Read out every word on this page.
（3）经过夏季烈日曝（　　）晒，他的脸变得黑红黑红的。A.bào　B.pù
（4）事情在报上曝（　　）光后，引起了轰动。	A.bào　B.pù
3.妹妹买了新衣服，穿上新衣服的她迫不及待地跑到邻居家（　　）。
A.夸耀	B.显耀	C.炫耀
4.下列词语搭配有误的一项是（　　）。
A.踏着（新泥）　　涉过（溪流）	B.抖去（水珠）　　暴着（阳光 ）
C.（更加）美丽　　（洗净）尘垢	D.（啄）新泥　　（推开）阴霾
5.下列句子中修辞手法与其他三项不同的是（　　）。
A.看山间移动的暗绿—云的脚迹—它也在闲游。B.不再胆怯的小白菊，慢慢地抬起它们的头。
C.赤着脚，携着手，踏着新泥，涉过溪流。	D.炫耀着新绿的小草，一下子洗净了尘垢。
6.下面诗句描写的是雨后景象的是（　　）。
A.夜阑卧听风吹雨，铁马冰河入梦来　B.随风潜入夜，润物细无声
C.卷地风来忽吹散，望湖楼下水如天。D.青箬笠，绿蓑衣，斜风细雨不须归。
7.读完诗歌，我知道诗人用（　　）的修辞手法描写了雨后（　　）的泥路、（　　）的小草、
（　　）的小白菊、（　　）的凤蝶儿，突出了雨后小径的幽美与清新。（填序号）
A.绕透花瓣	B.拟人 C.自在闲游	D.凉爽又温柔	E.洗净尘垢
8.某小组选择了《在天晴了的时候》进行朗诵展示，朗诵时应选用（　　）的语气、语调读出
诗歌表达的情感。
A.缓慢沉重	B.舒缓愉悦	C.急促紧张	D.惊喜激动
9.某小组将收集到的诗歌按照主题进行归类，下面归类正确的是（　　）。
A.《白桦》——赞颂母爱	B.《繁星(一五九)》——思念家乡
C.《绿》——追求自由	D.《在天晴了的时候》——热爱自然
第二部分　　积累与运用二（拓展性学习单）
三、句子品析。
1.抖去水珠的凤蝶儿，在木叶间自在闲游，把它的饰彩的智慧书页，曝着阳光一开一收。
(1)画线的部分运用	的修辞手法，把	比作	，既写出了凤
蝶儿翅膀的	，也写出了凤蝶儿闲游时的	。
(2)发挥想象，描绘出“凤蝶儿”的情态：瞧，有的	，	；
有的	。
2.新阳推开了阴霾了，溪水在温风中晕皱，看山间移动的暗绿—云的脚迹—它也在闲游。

+ + + + + + +

**Written instruction:** Extract the whole listing, character for character.

**Solution to the exercise:**
Read out every word on this page.
（3）经过夏季烈日曝（　　）晒，他的脸变得黑红黑红的。A.bào　B.pù
（4）事情在报上曝（　　）光后，引起了轰动。	A.bào　B.pù
3.妹妹买了新衣服，穿上新衣服的她迫不及待地跑到邻居家（　　）。
A.夸耀	B.显耀	C.炫耀
4.下列词语搭配有误的一项是（　　）。
A.踏着（新泥）　　涉过（溪流）	B.抖去（水珠）　　暴着（阳光 ）
C.（更加）美丽　　（洗净）尘垢	D.（啄）新泥　　（推开）阴霾
5.下列句子中修辞手法与其他三项不同的是（　　）。
A.看山间移动的暗绿—云的脚迹—它也在闲游。B.不再胆怯的小白菊，慢慢地抬起它们的头。
C.赤着脚，携着手，踏着新泥，涉过溪流。	D.炫耀着新绿的小草，一下子洗净了尘垢。
6.下面诗句描写的是雨后景象的是（　　）。
A.夜阑卧听风吹雨，铁马冰河入梦来　B.随风潜入夜，润物细无声
C.卷地风来忽吹散，望湖楼下水如天。D.青箬笠，绿蓑衣，斜风细雨不须归。
7.读完诗歌，我知道诗人用（　　）的修辞手法描写了雨后（　　）的泥路、（　　）的小草、
（　　）的小白菊、（　　）的凤蝶儿，突出了雨后小径的幽美与清新。（填序号）
A.绕透花瓣	B.拟人 C.自在闲游	D.凉爽又温柔	E.洗净尘垢
8.某小组选择了《在天晴了的时候》进行朗诵展示，朗诵时应选用（　　）的语气、语调读出
诗歌表达的情感。
A.缓慢沉重	B.舒缓愉悦	C.急促紧张	D.惊喜激动
9.某小组将收集到的诗歌按照主题进行归类，下面归类正确的是（　　）。
A.《白桦》——赞颂母爱	B.《繁星(一五九)》——思念家乡
C.《绿》——追求自由	D.《在天晴了的时候》——热爱自然
第二部分　　积累与运用二（拓展性学习单）
三、句子品析。
1.抖去水珠的凤蝶儿，在木叶间自在闲游，把它的饰彩的智慧书页，曝着阳光一开一收。
(1)画线的部分运用	的修辞手法，把	比作	，既写出了凤
蝶儿翅膀的	，也写出了凤蝶儿闲游时的	。
(2)发挥想象，描绘出“凤蝶儿”的情态：瞧，有的	，	；
有的	。
2.新阳推开了阴霾了，溪水在温风中晕皱，看山间移动的暗绿—云的脚迹—它也在闲游。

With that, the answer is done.